# WHAT IS NEEDED
Count lines holding the word "Metro". Only the number is wanted.

(Records from a collection)
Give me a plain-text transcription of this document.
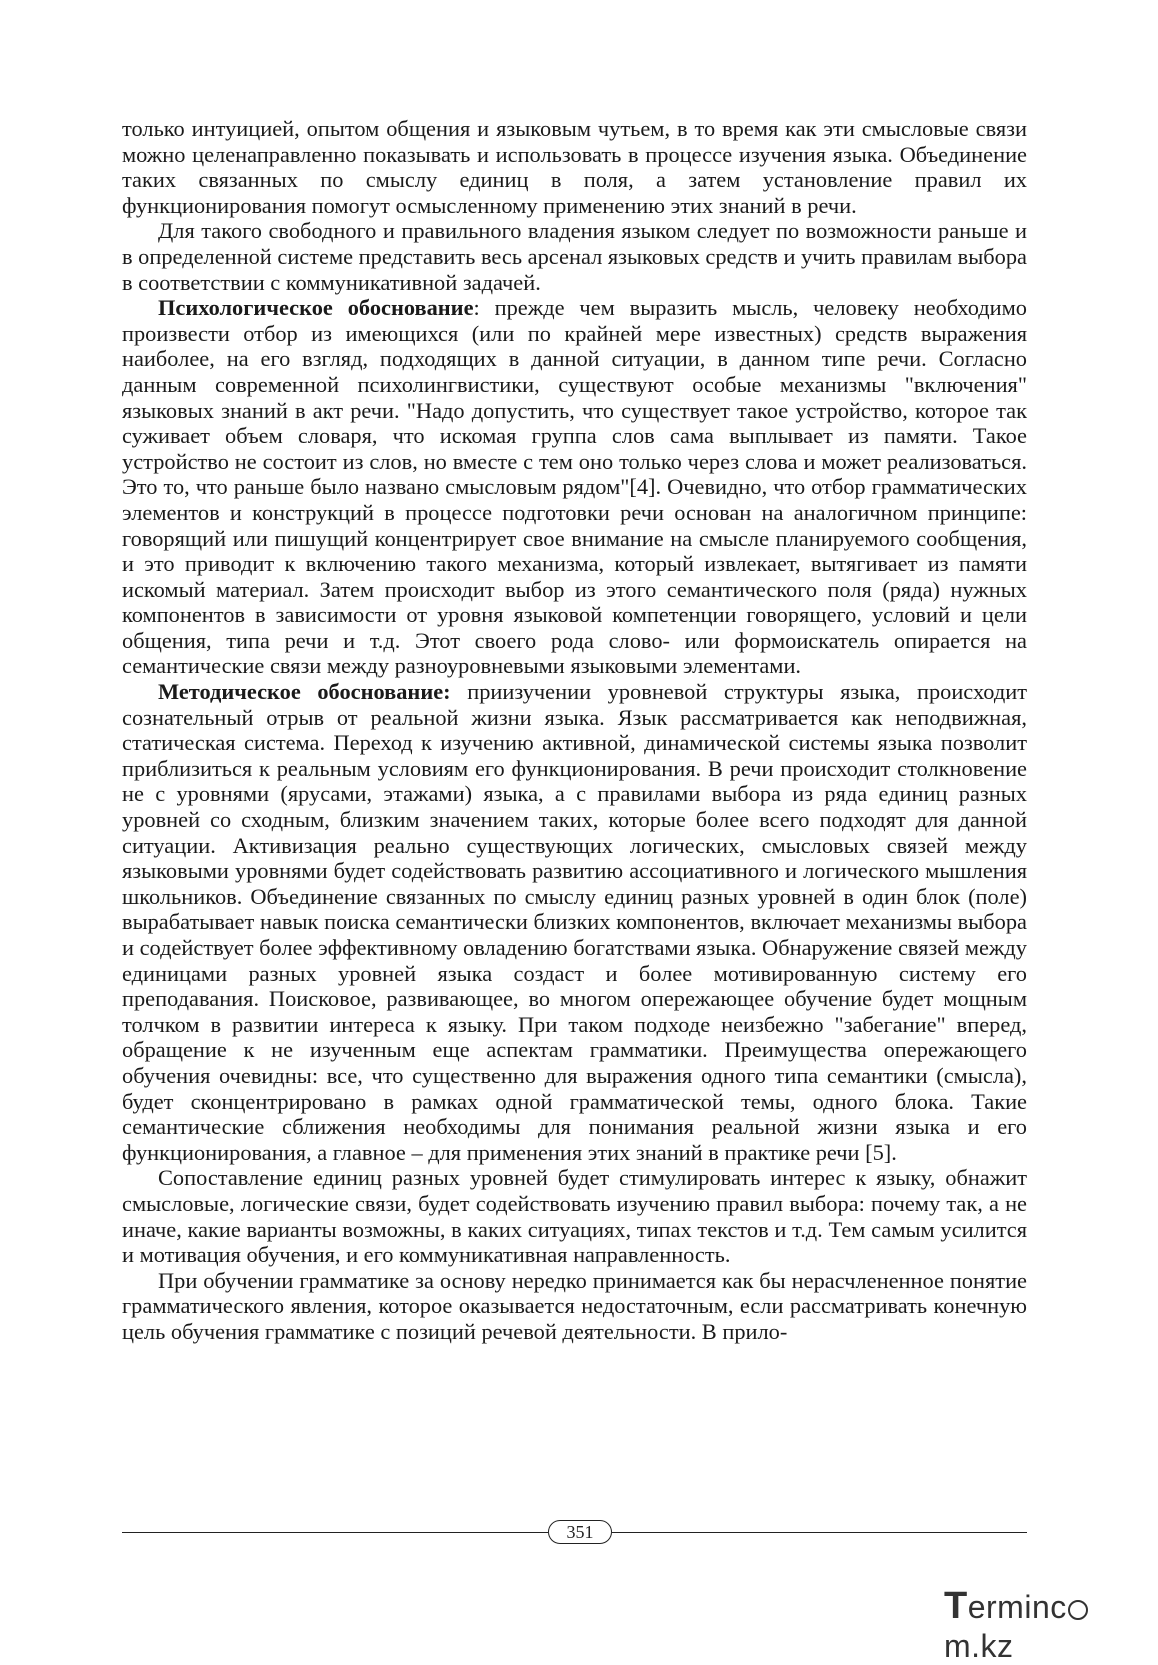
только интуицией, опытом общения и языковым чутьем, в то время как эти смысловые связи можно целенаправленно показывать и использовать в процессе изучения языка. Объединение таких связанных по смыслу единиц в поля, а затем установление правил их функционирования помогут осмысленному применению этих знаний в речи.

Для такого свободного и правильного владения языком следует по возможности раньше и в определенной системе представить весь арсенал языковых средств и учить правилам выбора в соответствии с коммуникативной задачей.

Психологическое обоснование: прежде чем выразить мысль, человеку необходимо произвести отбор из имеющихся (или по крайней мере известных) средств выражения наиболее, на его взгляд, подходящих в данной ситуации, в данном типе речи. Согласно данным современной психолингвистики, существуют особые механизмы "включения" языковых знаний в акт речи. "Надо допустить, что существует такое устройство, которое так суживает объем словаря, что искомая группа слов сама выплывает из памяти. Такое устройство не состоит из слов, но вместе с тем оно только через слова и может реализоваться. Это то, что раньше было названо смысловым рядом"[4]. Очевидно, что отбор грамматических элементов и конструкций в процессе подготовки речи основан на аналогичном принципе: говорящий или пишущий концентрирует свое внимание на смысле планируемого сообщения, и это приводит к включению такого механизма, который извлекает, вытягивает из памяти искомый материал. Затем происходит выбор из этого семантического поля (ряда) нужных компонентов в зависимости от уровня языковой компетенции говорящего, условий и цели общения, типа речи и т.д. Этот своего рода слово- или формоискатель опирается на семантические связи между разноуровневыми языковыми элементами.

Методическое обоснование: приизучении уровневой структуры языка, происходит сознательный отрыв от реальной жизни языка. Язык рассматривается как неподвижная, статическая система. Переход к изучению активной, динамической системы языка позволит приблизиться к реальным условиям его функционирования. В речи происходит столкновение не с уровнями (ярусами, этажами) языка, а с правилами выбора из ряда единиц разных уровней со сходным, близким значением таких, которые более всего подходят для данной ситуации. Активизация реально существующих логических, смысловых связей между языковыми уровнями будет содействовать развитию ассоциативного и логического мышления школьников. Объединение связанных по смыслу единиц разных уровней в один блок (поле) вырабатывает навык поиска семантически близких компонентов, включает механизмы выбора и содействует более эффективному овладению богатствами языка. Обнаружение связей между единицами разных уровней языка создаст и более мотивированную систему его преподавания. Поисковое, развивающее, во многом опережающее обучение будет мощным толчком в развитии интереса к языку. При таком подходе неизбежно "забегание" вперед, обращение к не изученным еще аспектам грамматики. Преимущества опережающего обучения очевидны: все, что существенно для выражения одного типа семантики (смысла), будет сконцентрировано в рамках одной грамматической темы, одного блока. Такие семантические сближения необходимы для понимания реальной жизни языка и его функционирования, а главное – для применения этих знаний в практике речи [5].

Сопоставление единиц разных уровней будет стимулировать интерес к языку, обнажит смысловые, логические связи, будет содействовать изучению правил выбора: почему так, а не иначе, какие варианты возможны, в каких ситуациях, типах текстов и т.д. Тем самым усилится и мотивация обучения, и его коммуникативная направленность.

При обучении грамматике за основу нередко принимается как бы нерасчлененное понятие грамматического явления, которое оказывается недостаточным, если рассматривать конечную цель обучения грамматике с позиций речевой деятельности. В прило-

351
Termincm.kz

...

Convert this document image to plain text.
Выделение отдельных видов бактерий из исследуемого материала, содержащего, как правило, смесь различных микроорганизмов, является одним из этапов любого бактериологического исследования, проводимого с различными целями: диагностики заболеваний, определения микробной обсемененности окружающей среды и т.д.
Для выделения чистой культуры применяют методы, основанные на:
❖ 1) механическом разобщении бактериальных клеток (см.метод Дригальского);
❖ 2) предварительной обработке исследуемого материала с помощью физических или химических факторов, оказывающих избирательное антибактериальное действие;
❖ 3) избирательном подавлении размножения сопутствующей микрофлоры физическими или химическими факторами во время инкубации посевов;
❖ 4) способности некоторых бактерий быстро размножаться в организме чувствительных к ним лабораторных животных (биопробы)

==

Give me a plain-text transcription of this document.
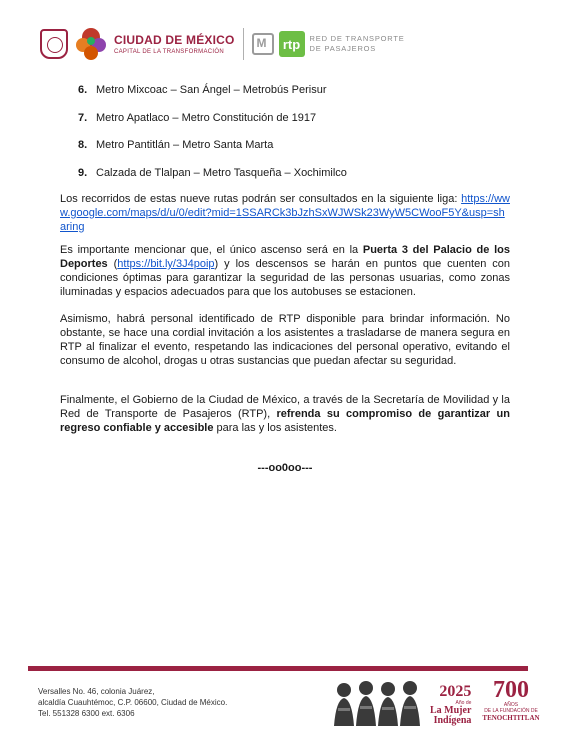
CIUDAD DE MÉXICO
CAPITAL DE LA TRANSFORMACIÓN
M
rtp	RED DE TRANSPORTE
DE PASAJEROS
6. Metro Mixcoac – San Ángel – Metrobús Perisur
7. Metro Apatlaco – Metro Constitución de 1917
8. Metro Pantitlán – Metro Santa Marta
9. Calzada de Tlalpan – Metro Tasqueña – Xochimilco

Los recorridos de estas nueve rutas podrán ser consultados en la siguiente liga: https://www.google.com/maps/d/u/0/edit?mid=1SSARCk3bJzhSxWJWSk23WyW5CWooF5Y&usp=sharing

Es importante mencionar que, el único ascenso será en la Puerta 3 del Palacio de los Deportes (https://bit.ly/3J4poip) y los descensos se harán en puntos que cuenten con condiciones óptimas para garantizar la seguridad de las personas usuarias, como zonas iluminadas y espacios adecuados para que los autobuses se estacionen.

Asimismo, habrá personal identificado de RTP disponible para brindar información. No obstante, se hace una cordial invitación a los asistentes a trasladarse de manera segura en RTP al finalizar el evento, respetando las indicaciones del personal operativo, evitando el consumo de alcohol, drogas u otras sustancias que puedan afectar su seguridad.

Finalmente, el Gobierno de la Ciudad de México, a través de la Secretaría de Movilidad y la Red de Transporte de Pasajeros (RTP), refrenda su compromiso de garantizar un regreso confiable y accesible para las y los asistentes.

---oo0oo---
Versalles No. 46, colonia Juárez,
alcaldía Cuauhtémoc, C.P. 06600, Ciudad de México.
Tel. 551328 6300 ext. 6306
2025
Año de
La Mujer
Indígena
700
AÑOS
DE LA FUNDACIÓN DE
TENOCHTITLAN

# FINISHED ANSWER
4